### Activities
(a) In the definitions passage, on whose books are the Trust's Principal Accounts carried?
(b) Repeat the definitions passage word for word, starting with "13.10 Funds Transfer" and going on through "6.4 hereof.".
(c) Name every term defined in the definitions passage.

### Document passage

13.10 Funds Transfer Services Agreement shall mean any separate
agreement entered into between the Custodian and the Trust or its authorized
representative with respect to certain matters concerning the processing of
payment orders from Principal Accounts of the Trust.
13.11 Instruction(s) shall have the meaning assigned in Section 4.
13.12 Investment Advisor shall mean any person or entity who is an
Authorized Person to give Instructions with respect to the investment and
reinvestment of the Trust's Investments.
13.13 Investments shall mean any investment asset of the Trust,
including without limitation securities, bonds, notes, and debentures as well as
receivables, derivatives, contractual rights or entitlements and other
intangible assets.
13.14 Margin Account shall have the meaning set forth in Section
6.4 hereof.
13.15 Principal Account shall mean deposit accounts of the Trust
carried on the books of BBH&Co. as principal in accordance with Section 7.

### Material provided
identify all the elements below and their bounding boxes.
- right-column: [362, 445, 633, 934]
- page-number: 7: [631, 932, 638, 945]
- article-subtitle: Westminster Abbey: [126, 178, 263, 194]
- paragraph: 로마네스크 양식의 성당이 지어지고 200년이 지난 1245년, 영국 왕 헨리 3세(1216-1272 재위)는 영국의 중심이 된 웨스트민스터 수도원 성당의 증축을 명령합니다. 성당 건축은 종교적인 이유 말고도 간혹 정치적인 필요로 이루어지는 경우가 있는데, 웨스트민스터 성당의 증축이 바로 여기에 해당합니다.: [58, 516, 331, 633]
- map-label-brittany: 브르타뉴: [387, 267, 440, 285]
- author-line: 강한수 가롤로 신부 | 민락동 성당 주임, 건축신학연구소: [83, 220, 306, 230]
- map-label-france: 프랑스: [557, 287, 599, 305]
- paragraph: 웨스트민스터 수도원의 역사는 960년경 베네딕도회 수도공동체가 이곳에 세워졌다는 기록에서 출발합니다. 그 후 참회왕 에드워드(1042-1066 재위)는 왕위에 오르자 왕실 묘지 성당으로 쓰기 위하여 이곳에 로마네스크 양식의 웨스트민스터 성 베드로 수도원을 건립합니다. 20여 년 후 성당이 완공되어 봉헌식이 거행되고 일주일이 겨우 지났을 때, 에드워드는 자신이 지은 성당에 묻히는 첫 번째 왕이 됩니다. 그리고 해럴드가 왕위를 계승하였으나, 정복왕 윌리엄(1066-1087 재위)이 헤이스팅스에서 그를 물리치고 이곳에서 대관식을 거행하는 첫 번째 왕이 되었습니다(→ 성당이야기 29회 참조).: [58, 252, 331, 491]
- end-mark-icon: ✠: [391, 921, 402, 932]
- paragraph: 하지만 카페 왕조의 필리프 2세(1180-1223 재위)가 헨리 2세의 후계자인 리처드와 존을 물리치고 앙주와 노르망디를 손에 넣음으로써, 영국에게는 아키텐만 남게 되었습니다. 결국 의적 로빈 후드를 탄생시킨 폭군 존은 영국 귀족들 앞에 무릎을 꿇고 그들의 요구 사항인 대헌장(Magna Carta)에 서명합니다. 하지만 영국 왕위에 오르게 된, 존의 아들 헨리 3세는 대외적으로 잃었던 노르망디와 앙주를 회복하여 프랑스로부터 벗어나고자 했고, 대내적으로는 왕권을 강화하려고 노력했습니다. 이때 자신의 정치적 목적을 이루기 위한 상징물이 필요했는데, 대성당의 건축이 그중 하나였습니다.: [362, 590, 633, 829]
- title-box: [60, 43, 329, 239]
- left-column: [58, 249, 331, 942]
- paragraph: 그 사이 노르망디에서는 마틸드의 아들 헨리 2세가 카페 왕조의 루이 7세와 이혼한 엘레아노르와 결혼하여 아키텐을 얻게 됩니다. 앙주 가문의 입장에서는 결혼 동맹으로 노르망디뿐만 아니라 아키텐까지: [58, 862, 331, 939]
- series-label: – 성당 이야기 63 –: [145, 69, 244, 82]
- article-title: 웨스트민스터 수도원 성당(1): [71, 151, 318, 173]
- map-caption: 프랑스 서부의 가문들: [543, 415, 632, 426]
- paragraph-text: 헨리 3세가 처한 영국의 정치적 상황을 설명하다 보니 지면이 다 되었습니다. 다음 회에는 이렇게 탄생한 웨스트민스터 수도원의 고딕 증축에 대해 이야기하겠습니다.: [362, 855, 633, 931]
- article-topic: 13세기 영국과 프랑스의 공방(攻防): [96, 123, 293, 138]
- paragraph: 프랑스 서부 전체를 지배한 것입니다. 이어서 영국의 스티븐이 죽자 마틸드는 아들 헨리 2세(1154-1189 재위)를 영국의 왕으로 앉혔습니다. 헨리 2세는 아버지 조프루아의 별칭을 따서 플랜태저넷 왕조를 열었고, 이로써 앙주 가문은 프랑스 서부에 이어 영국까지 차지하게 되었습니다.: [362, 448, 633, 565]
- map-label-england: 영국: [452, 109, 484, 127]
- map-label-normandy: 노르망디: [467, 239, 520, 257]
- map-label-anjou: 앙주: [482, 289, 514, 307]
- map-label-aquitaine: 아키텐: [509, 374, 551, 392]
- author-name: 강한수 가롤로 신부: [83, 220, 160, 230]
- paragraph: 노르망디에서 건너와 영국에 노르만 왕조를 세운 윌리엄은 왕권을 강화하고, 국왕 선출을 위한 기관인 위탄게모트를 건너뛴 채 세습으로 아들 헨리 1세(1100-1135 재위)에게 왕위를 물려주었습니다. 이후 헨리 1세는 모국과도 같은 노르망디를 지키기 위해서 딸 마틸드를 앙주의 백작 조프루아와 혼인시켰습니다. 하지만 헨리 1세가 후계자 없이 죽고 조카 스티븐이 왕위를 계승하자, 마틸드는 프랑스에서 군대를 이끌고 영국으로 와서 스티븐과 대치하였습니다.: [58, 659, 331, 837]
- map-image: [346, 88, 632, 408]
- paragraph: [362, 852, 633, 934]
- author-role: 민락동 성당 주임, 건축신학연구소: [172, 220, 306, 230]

### Answers to the exercises
(a) They are carried on the books of BBH&Co. as principal, in accordance with Section 7.

(b)
13.10 Funds Transfer Services Agreement shall mean any separate
agreement entered into between the Custodian and the Trust or its authorized
representative with respect to certain matters concerning the processing of
payment orders from Principal Accounts of the Trust.
13.11 Instruction(s) shall have the meaning assigned in Section 4.
13.12 Investment Advisor shall mean any person or entity who is an
Authorized Person to give Instructions with respect to the investment and
reinvestment of the Trust's Investments.
13.13 Investments shall mean any investment asset of the Trust,
including without limitation securities, bonds, notes, and debentures as well as
receivables, derivatives, contractual rights or entitlements and other
intangible assets.
13.14 Margin Account shall have the meaning set forth in Section
6.4 hereof.

(c) Funds Transfer Services Agreement, Instruction(s), Investment Advisor, Investments, Margin Account, Principal Account